A block of data:
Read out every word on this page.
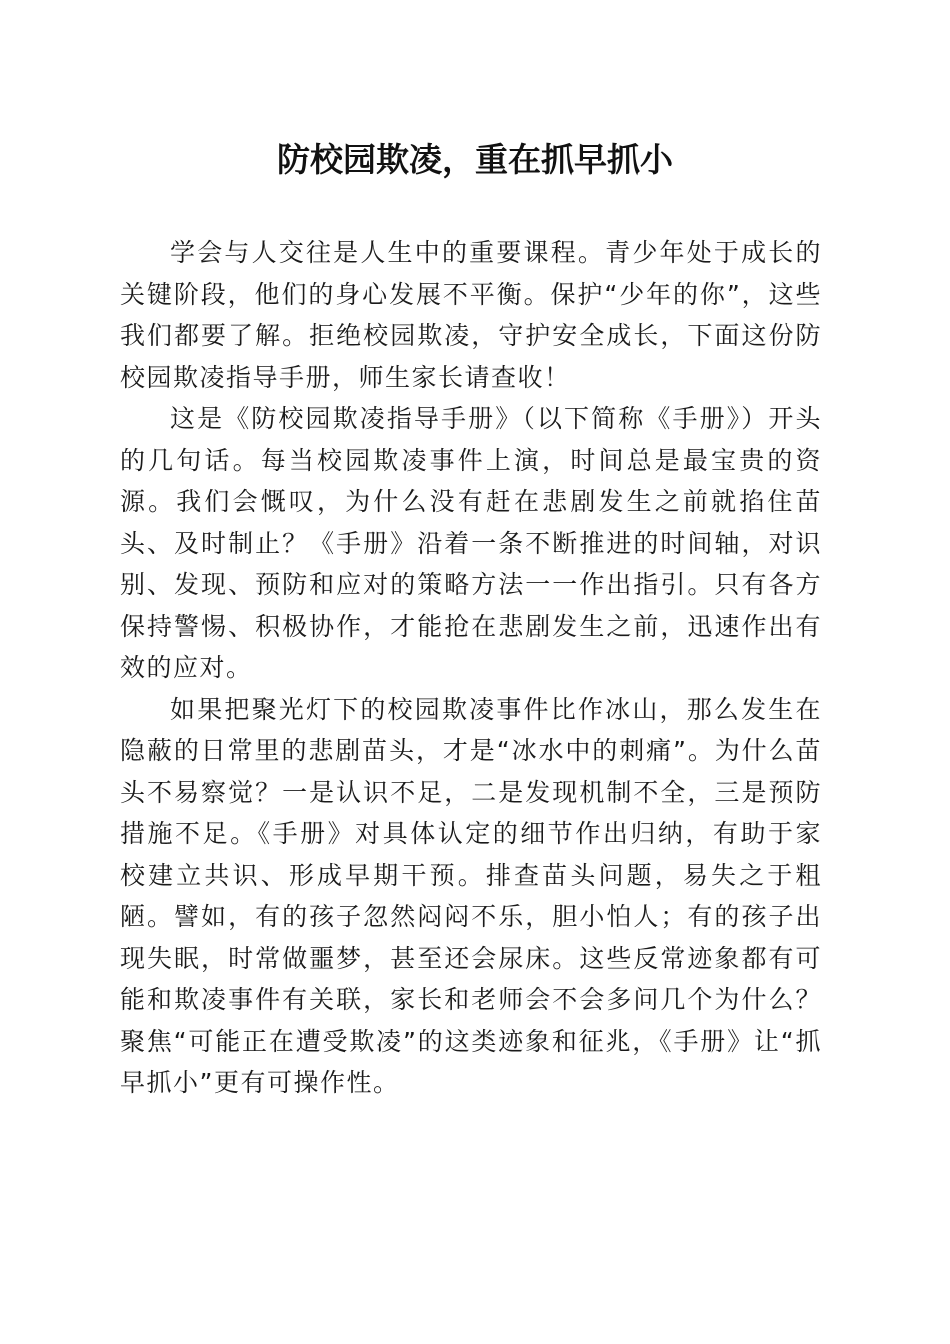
防校园欺凌，重在抓早抓小

学会与人交往是人生中的重要课程。青少年处于成长的关键阶段，他们的身心发展不平衡。保护“少年的你”，这些我们都要了解。拒绝校园欺凌，守护安全成长，下面这份防校园欺凌指导手册，师生家长请查收！

这是《防校园欺凌指导手册》（以下简称《手册》）开头的几句话。每当校园欺凌事件上演，时间总是最宝贵的资源。我们会慨叹，为什么没有赶在悲剧发生之前就掐住苗头、及时制止？《手册》沿着一条不断推进的时间轴，对识别、发现、预防和应对的策略方法一一作出指引。只有各方保持警惕、积极协作，才能抢在悲剧发生之前，迅速作出有效的应对。

如果把聚光灯下的校园欺凌事件比作冰山，那么发生在隐蔽的日常里的悲剧苗头，才是“冰水中的刺痛”。为什么苗头不易察觉？一是认识不足，二是发现机制不全，三是预防措施不足。《手册》对具体认定的细节作出归纳，有助于家校建立共识、形成早期干预。排查苗头问题，易失之于粗陋。譬如，有的孩子忽然闷闷不乐，胆小怕人；有的孩子出现失眠，时常做噩梦，甚至还会尿床。这些反常迹象都有可能和欺凌事件有关联，家长和老师会不会多问几个为什么？聚焦“可能正在遭受欺凌”的这类迹象和征兆，《手册》让“抓早抓小”更有可操作性。
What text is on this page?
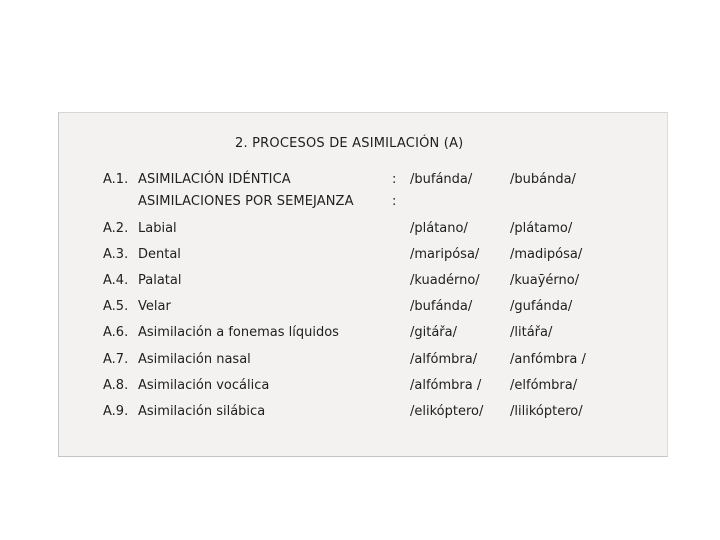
2. PROCESOS DE ASIMILACIÓN (A)
A.1. ASIMILACIÓN IDÉNTICA	: /bufánda/	/bubánda/
ASIMILACIONES POR SEMEJANZA	:
A.2. Labial	/plátano/	/plátamo/
A.3. Dental	/maripósa/ /madipósa/
A.4. Palatal	/kuadérno/ /kuaȳérno/
A.5. Velar	/bufánda/	/gufánda/
A.6. Asimilación a fonemas líquidos	/gitářa/	/litářa/
A.7. Asimilación nasal	/alfómbra/	/anfómbra /
A.8. Asimilación vocálica	/alfómbra / /elfómbra/
A.9. Asimilación silábica	/elikóptero/ /lilikóptero/
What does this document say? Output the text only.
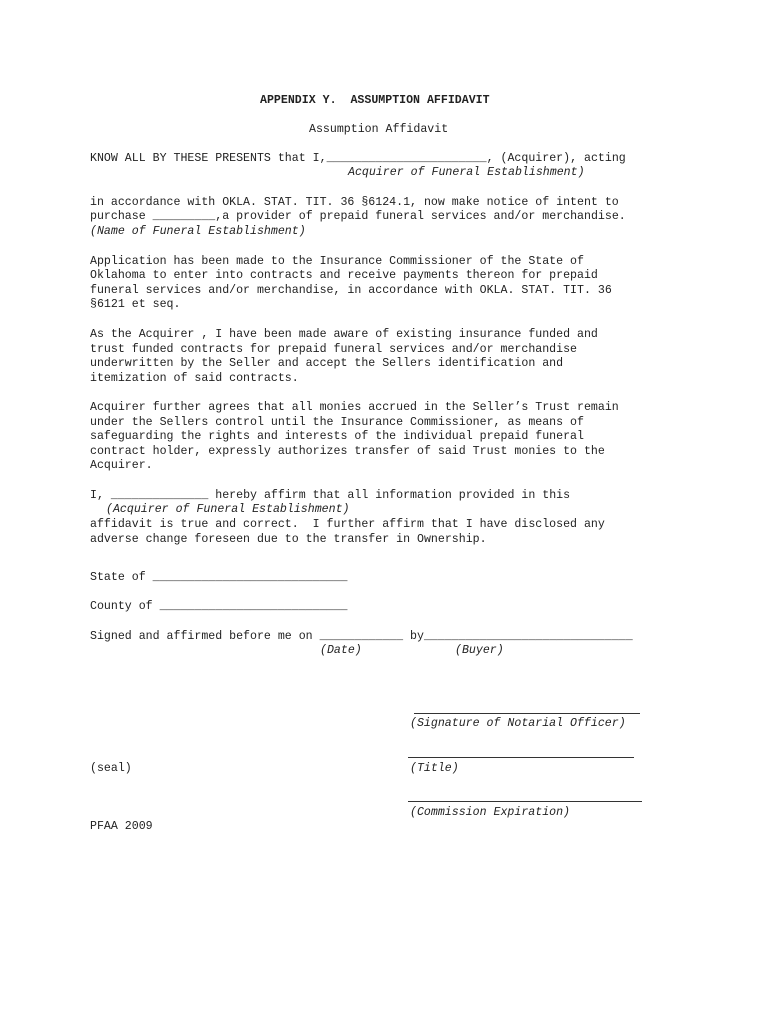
APPENDIX Y.  ASSUMPTION AFFIDAVIT
Assumption Affidavit
KNOW ALL BY THESE PRESENTS that I,_______________________, (Acquirer), acting
Acquirer of Funeral Establishment)
in accordance with OKLA. STAT. TIT. 36 §6124.1, now make notice of intent to
purchase _________,a provider of prepaid funeral services and/or merchandise.
(Name of Funeral Establishment)
Application has been made to the Insurance Commissioner of the State of
Oklahoma to enter into contracts and receive payments thereon for prepaid
funeral services and/or merchandise, in accordance with OKLA. STAT. TIT. 36
§6121 et seq.
As the Acquirer , I have been made aware of existing insurance funded and
trust funded contracts for prepaid funeral services and/or merchandise
underwritten by the Seller and accept the Sellers identification and
itemization of said contracts.
Acquirer further agrees that all monies accrued in the Seller’s Trust remain
under the Sellers control until the Insurance Commissioner, as means of
safeguarding the rights and interests of the individual prepaid funeral
contract holder, expressly authorizes transfer of said Trust monies to the
Acquirer.
I, ______________ hereby affirm that all information provided in this
(Acquirer of Funeral Establishment)
affidavit is true and correct.  I further affirm that I have disclosed any
adverse change foreseen due to the transfer in Ownership.
State of ____________________________
County of ___________________________
Signed and affirmed before me on ____________ by______________________________
(Date)	(Buyer)
(Signature of Notarial Officer)
(seal)	(Title)
(Commission Expiration)
PFAA 2009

→ **Written request**:
Find the lines above that contain the word "text" and collect them.

→ **Response to this task**:
What text is on this page?
What does this document say? Output the text only.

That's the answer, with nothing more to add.